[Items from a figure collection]
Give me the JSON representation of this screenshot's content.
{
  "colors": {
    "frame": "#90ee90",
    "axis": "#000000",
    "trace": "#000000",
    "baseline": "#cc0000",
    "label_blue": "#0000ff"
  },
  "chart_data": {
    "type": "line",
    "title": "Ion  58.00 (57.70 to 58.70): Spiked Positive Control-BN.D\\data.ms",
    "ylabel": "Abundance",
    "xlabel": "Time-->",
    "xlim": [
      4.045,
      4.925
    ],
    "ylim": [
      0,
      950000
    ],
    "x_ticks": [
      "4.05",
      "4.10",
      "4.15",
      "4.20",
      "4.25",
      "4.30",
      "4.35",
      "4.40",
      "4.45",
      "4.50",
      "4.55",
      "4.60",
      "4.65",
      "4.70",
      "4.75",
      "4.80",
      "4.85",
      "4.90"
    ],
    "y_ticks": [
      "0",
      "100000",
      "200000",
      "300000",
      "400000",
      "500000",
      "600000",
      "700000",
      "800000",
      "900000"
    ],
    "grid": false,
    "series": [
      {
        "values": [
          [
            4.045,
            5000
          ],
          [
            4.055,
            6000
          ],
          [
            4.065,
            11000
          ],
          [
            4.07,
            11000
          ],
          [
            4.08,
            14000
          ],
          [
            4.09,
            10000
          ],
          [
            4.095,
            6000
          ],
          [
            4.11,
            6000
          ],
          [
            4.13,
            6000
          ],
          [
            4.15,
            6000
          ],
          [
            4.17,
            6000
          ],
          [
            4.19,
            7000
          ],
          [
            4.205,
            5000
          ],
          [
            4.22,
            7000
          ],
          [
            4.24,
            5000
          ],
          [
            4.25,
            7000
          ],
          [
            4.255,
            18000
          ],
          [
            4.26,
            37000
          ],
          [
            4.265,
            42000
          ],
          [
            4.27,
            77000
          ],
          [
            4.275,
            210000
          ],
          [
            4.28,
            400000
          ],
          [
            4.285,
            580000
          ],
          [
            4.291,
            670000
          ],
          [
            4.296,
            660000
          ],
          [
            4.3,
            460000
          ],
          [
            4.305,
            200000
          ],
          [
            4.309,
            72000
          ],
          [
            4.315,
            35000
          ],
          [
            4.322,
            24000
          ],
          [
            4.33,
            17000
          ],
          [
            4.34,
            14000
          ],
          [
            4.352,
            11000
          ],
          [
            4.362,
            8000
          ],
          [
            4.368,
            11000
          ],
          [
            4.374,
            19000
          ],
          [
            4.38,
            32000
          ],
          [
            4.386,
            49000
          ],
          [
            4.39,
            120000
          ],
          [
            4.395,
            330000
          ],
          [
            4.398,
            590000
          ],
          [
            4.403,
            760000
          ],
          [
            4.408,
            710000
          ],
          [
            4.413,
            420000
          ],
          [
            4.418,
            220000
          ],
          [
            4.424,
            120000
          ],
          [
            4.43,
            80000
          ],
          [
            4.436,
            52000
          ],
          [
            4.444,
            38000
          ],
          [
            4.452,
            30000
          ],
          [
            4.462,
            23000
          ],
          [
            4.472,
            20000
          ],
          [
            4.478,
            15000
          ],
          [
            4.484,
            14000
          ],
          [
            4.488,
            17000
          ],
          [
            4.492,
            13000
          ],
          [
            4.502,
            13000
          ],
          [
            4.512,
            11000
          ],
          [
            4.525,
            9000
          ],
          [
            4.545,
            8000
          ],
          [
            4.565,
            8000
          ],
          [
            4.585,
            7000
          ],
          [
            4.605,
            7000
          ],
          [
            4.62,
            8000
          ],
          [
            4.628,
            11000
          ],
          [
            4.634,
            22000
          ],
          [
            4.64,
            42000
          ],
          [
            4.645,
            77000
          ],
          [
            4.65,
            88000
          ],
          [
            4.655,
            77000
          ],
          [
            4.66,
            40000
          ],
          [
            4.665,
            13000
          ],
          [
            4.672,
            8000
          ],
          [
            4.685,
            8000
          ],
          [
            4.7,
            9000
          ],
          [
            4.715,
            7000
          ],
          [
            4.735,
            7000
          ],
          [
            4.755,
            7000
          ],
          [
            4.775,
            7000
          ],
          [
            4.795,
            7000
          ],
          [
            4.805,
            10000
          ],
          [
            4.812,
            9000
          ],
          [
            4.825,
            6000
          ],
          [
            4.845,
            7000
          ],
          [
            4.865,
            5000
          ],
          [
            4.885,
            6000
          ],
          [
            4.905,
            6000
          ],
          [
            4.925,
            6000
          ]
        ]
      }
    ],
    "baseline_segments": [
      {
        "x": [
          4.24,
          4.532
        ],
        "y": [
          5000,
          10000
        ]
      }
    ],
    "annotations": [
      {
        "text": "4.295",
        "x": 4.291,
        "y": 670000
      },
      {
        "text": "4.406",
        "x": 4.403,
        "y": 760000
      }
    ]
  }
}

- _Set exercise_
Reproduce the records word for word.

- _Answer to this task_
Give me the JSON representation of this screenshot's content.
{
  "colors": {
    "frame": "#90ee90",
    "axis": "#000000",
    "trace": "#000000",
    "baseline": "#cc0000",
    "label_blue": "#0000ff"
  },
  "chart_data": {
    "type": "line",
    "title": "Ion  58.00 (57.70 to 58.70): Spiked Positive Control-BN.D\\data.ms",
    "ylabel": "Abundance",
    "xlabel": "Time-->",
    "xlim": [
      4.045,
      4.925
    ],
    "ylim": [
      0,
      950000
    ],
    "x_ticks": [
      "4.05",
      "4.10",
      "4.15",
      "4.20",
      "4.25",
      "4.30",
      "4.35",
      "4.40",
      "4.45",
      "4.50",
      "4.55",
      "4.60",
      "4.65",
      "4.70",
      "4.75",
      "4.80",
      "4.85",
      "4.90"
    ],
    "y_ticks": [
      "0",
      "100000",
      "200000",
      "300000",
      "400000",
      "500000",
      "600000",
      "700000",
      "800000",
      "900000"
    ],
    "grid": false,
    "series": [
      {
        "values": [
          [
            4.045,
            5000
          ],
          [
            4.055,
            6000
          ],
          [
            4.065,
            11000
          ],
          [
            4.07,
            11000
          ],
          [
            4.08,
            14000
          ],
          [
            4.09,
            10000
          ],
          [
            4.095,
            6000
          ],
          [
            4.11,
            6000
          ],
          [
            4.13,
            6000
          ],
          [
            4.15,
            6000
          ],
          [
            4.17,
            6000
          ],
          [
            4.19,
            7000
          ],
          [
            4.205,
            5000
          ],
          [
            4.22,
            7000
          ],
          [
            4.24,
            5000
          ],
          [
            4.25,
            7000
          ],
          [
            4.255,
            18000
          ],
          [
            4.26,
            37000
          ],
          [
            4.265,
            42000
          ],
          [
            4.27,
            77000
          ],
          [
            4.275,
            210000
          ],
          [
            4.28,
            400000
          ],
          [
            4.285,
            580000
          ],
          [
            4.291,
            670000
          ],
          [
            4.296,
            660000
          ],
          [
            4.3,
            460000
          ],
          [
            4.305,
            200000
          ],
          [
            4.309,
            72000
          ],
          [
            4.315,
            35000
          ],
          [
            4.322,
            24000
          ],
          [
            4.33,
            17000
          ],
          [
            4.34,
            14000
          ],
          [
            4.352,
            11000
          ],
          [
            4.362,
            8000
          ],
          [
            4.368,
            11000
          ],
          [
            4.374,
            19000
          ],
          [
            4.38,
            32000
          ],
          [
            4.386,
            49000
          ],
          [
            4.39,
            120000
          ],
          [
            4.395,
            330000
          ],
          [
            4.398,
            590000
          ],
          [
            4.403,
            760000
          ],
          [
            4.408,
            710000
          ],
          [
            4.413,
            420000
          ],
          [
            4.418,
            220000
          ],
          [
            4.424,
            120000
          ],
          [
            4.43,
            80000
          ],
          [
            4.436,
            52000
          ],
          [
            4.444,
            38000
          ],
          [
            4.452,
            30000
          ],
          [
            4.462,
            23000
          ],
          [
            4.472,
            20000
          ],
          [
            4.478,
            15000
          ],
          [
            4.484,
            14000
          ],
          [
            4.488,
            17000
          ],
          [
            4.492,
            13000
          ],
          [
            4.502,
            13000
          ],
          [
            4.512,
            11000
          ],
          [
            4.525,
            9000
          ],
          [
            4.545,
            8000
          ],
          [
            4.565,
            8000
          ],
          [
            4.585,
            7000
          ],
          [
            4.605,
            7000
          ],
          [
            4.62,
            8000
          ],
          [
            4.628,
            11000
          ],
          [
            4.634,
            22000
          ],
          [
            4.64,
            42000
          ],
          [
            4.645,
            77000
          ],
          [
            4.65,
            88000
          ],
          [
            4.655,
            77000
          ],
          [
            4.66,
            40000
          ],
          [
            4.665,
            13000
          ],
          [
            4.672,
            8000
          ],
          [
            4.685,
            8000
          ],
          [
            4.7,
            9000
          ],
          [
            4.715,
            7000
          ],
          [
            4.735,
            7000
          ],
          [
            4.755,
            7000
          ],
          [
            4.775,
            7000
          ],
          [
            4.795,
            7000
          ],
          [
            4.805,
            10000
          ],
          [
            4.812,
            9000
          ],
          [
            4.825,
            6000
          ],
          [
            4.845,
            7000
          ],
          [
            4.865,
            5000
          ],
          [
            4.885,
            6000
          ],
          [
            4.905,
            6000
          ],
          [
            4.925,
            6000
          ]
        ]
      }
    ],
    "baseline_segments": [
      {
        "x": [
          4.24,
          4.532
        ],
        "y": [
          5000,
          10000
        ]
      }
    ],
    "annotations": [
      {
        "text": "4.295",
        "x": 4.291,
        "y": 670000
      },
      {
        "text": "4.406",
        "x": 4.403,
        "y": 760000
      }
    ]
  }
}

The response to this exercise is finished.